_Exercise input_.
-*-*-
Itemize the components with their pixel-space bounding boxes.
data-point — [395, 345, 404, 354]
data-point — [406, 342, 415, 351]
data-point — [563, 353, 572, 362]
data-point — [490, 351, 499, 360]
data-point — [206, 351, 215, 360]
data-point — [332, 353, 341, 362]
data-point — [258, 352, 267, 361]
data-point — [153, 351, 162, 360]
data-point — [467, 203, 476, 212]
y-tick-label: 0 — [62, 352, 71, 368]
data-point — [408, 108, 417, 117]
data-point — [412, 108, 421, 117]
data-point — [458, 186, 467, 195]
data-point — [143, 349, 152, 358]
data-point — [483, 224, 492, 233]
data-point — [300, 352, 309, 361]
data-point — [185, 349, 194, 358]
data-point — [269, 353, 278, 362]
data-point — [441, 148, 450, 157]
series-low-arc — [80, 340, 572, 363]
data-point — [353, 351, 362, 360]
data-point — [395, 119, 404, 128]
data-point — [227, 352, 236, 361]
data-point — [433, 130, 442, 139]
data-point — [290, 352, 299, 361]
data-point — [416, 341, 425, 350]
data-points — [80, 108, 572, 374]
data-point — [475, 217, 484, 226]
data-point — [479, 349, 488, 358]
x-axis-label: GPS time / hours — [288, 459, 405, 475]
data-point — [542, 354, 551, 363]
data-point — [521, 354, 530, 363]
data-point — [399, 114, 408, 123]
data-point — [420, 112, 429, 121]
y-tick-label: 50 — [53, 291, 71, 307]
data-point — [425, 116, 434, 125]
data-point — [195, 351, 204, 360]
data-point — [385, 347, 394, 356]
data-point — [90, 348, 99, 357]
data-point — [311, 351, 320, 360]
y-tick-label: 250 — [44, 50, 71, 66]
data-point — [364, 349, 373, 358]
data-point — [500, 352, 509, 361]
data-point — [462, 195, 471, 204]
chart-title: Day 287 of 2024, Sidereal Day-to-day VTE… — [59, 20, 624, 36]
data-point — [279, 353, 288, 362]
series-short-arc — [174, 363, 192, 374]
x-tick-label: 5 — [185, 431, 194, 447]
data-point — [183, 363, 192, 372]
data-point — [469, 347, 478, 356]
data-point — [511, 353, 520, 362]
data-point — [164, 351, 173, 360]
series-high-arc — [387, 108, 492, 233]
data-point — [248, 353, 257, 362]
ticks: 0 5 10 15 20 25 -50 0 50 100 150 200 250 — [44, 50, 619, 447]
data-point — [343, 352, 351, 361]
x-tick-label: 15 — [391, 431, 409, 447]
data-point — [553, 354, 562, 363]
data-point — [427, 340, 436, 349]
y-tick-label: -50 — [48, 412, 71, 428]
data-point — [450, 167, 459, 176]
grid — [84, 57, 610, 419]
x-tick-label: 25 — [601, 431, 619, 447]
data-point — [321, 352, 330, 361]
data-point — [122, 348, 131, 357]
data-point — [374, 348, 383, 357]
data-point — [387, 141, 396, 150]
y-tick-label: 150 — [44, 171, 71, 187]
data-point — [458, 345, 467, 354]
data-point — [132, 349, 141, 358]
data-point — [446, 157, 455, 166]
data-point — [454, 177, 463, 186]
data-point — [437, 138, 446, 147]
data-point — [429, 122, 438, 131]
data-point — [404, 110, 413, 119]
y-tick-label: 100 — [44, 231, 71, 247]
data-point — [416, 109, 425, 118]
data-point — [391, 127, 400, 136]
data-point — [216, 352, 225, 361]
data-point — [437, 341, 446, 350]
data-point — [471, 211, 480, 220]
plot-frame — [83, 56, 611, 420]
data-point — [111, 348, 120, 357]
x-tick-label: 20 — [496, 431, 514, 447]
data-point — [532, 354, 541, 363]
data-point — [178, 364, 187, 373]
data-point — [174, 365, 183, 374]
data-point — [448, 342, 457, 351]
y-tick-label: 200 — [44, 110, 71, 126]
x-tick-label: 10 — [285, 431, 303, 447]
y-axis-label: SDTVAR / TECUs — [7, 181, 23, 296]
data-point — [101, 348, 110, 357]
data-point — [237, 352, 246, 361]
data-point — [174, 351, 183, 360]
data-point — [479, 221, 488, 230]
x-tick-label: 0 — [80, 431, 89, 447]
-*-*-
_Requirement_. Count the lines above that contain the string "axis", matching case exactly, and reply with the number alone.

_Exercise answer_. 2